- **TASK TO CARRY OUT**
Reproduce every item below word for word, leaving out the pictures.

(Data listing)
..........

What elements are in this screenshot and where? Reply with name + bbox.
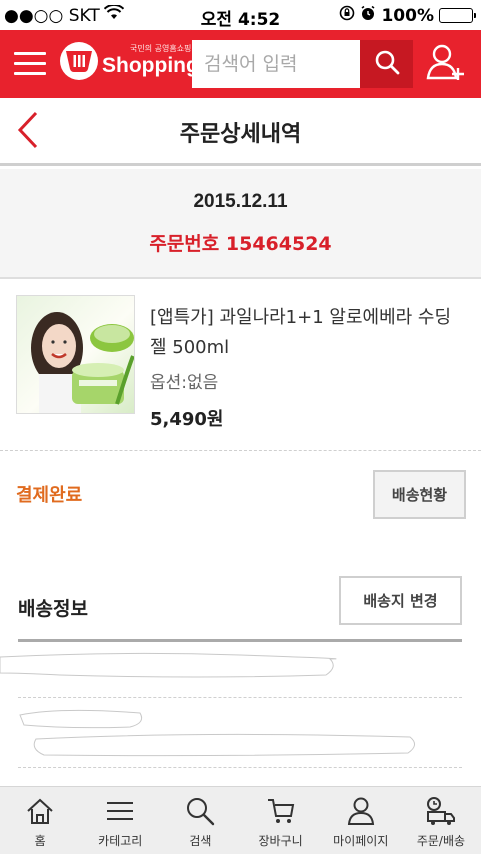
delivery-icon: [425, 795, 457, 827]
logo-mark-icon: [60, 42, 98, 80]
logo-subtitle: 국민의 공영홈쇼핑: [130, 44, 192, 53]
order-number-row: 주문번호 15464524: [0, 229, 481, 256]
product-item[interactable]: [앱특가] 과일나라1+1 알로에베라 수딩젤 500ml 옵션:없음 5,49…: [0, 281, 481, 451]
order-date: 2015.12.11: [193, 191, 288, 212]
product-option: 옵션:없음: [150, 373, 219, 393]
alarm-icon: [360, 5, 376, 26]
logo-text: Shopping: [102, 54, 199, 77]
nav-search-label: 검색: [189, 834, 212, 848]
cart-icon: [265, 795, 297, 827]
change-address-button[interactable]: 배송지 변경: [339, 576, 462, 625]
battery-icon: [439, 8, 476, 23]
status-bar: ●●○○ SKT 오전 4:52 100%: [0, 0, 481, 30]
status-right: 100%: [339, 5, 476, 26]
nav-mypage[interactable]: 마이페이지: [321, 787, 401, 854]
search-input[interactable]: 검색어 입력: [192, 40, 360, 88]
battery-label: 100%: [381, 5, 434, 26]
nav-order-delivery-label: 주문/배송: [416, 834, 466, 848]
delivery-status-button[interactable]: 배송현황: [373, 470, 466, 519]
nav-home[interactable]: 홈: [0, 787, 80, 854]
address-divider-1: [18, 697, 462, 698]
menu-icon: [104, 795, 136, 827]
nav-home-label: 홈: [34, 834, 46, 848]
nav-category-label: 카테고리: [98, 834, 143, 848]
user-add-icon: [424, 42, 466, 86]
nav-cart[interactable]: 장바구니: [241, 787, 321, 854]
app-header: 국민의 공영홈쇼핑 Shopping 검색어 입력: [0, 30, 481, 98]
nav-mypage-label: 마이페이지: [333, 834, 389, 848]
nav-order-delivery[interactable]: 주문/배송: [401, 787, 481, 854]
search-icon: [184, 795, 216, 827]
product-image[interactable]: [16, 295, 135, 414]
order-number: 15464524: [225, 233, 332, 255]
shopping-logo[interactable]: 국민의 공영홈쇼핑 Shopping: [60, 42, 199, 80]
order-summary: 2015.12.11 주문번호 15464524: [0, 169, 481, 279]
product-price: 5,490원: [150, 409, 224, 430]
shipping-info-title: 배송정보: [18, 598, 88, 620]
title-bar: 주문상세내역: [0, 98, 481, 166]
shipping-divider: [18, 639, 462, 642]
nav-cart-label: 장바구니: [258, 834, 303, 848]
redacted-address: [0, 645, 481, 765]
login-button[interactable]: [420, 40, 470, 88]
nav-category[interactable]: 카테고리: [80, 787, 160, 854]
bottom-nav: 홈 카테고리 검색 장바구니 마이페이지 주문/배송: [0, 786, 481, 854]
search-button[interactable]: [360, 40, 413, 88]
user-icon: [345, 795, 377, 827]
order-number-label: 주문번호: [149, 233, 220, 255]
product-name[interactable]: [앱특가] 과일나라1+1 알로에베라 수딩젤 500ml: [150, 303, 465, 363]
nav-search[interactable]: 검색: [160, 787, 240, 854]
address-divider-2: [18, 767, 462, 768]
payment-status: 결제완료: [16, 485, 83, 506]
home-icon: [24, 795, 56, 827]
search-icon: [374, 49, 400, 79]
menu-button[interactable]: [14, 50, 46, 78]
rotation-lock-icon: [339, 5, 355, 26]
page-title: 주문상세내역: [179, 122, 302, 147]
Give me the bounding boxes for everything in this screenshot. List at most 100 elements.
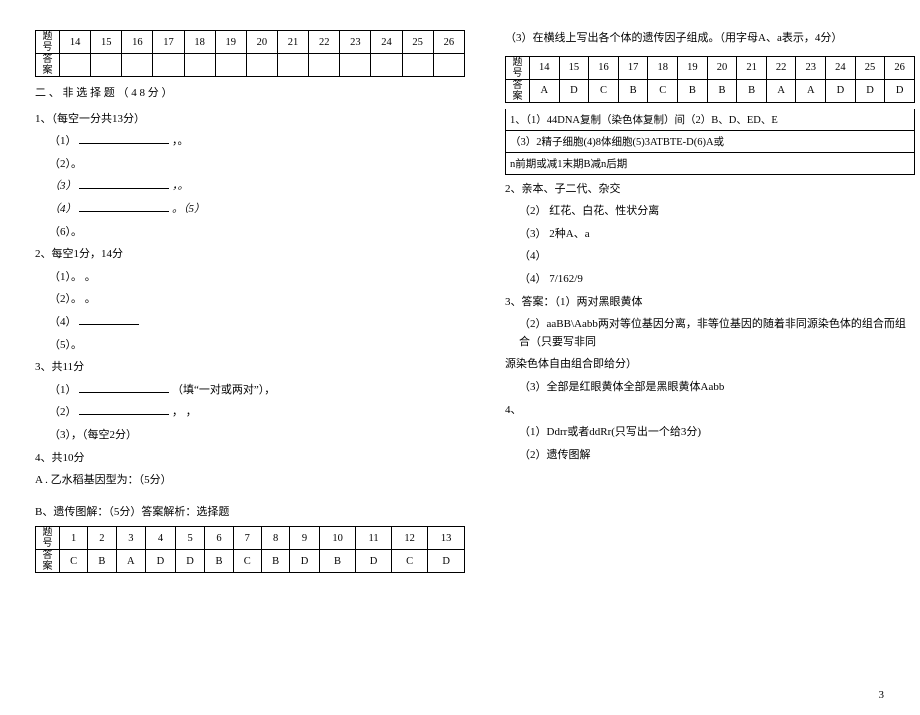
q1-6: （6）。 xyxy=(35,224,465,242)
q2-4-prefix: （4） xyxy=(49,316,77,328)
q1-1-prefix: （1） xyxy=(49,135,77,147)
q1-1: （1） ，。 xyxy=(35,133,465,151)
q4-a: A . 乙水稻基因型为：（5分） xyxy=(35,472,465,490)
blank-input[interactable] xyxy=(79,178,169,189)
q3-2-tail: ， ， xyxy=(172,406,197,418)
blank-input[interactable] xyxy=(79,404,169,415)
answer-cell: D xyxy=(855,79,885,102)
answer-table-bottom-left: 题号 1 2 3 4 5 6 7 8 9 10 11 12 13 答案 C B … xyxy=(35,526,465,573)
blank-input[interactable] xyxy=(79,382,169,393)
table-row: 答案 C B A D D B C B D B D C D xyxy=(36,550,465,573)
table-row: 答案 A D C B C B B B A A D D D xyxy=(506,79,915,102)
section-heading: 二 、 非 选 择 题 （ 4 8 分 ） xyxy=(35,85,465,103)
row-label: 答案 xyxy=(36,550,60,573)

..........

- **TASK RESULT**
What elements are in this screenshot and where? Reply with name + bbox.
delivery-icon: [425, 795, 457, 827]
logo-mark-icon: [60, 42, 98, 80]
logo-subtitle: 국민의 공영홈쇼핑: [130, 44, 192, 53]
order-number-row: 주문번호 15464524: [0, 229, 481, 256]
product-item[interactable]: [앱특가] 과일나라1+1 알로에베라 수딩젤 500ml 옵션:없음 5,49…: [0, 281, 481, 451]
order-date: 2015.12.11: [193, 191, 288, 212]
product-option: 옵션:없음: [150, 373, 219, 393]
alarm-icon: [360, 5, 376, 26]
logo-text: Shopping: [102, 54, 199, 77]
nav-search-label: 검색: [189, 834, 212, 848]
cart-icon: [265, 795, 297, 827]
change-address-button[interactable]: 배송지 변경: [339, 576, 462, 625]
battery-icon: [439, 8, 476, 23]
status-bar: ●●○○ SKT 오전 4:52 100%: [0, 0, 481, 30]
status-right: 100%: [339, 5, 476, 26]
nav-mypage[interactable]: 마이페이지: [321, 787, 401, 854]
search-input[interactable]: 검색어 입력: [192, 40, 360, 88]
battery-label: 100%: [381, 5, 434, 26]
nav-order-delivery-label: 주문/배송: [416, 834, 466, 848]
delivery-status-button[interactable]: 배송현황: [373, 470, 466, 519]
nav-home[interactable]: 홈: [0, 787, 80, 854]
address-divider-1: [18, 697, 462, 698]
menu-icon: [104, 795, 136, 827]
nav-home-label: 홈: [34, 834, 46, 848]
nav-category-label: 카테고리: [98, 834, 143, 848]
user-add-icon: [424, 42, 466, 86]
nav-cart[interactable]: 장바구니: [241, 787, 321, 854]
app-header: 국민의 공영홈쇼핑 Shopping 검색어 입력: [0, 30, 481, 98]
nav-mypage-label: 마이페이지: [333, 834, 389, 848]
nav-order-delivery[interactable]: 주문/배송: [401, 787, 481, 854]
search-icon: [184, 795, 216, 827]
product-image[interactable]: [16, 295, 135, 414]
order-number: 15464524: [225, 233, 332, 255]
shopping-logo[interactable]: 국민의 공영홈쇼핑 Shopping: [60, 42, 199, 80]
order-summary: 2015.12.11 주문번호 15464524: [0, 169, 481, 279]
product-price: 5,490원: [150, 409, 224, 430]
shipping-info-title: 배송정보: [18, 598, 88, 620]
title-bar: 주문상세내역: [0, 98, 481, 166]
shipping-divider: [18, 639, 462, 642]
nav-cart-label: 장바구니: [258, 834, 303, 848]
redacted-address: [0, 645, 481, 765]
login-button[interactable]: [420, 40, 470, 88]
nav-category[interactable]: 카테고리: [80, 787, 160, 854]
bottom-nav: 홈 카테고리 검색 장바구니 마이페이지 주문/배송: [0, 786, 481, 854]
search-button[interactable]: [360, 40, 413, 88]
user-icon: [345, 795, 377, 827]
order-number-label: 주문번호: [149, 233, 220, 255]
product-name[interactable]: [앱특가] 과일나라1+1 알로에베라 수딩젤 500ml: [150, 303, 465, 363]
nav-search[interactable]: 검색: [160, 787, 240, 854]
address-divider-2: [18, 767, 462, 768]
payment-status: 결제완료: [16, 485, 83, 506]
home-icon: [24, 795, 56, 827]
search-icon: [374, 49, 400, 79]
menu-button[interactable]: [14, 50, 46, 78]
rotation-lock-icon: [339, 5, 355, 26]
page-title: 주문상세내역: [179, 122, 302, 147]
Give me the bounding boxes for everything in this screenshot. List at most 100 elements.
q1-6: （6）。 xyxy=(35,224,465,242)
q2-4-prefix: （4） xyxy=(49,316,77,328)
q1-1-prefix: （1） xyxy=(49,135,77,147)
q1-1: （1） ，。 xyxy=(35,133,465,151)
q4-a: A . 乙水稻基因型为：（5分） xyxy=(35,472,465,490)
blank-input[interactable] xyxy=(79,178,169,189)
q3-2-tail: ， ， xyxy=(172,406,197,418)
blank-input[interactable] xyxy=(79,404,169,415)
answer-cell: D xyxy=(855,79,885,102)
answer-table-bottom-left: 题号 1 2 3 4 5 6 7 8 9 10 11 12 13 答案 C B … xyxy=(35,526,465,573)
blank-input[interactable] xyxy=(79,382,169,393)
table-row: 答案 C B A D D B C B D B D C D xyxy=(36,550,465,573)
table-row: 答案 A D C B C B B B A A D D D xyxy=(506,79,915,102)
section-heading: 二 、 非 选 择 题 （ 4 8 分 ） xyxy=(35,85,465,103)
row-label: 答案 xyxy=(36,550,60,573)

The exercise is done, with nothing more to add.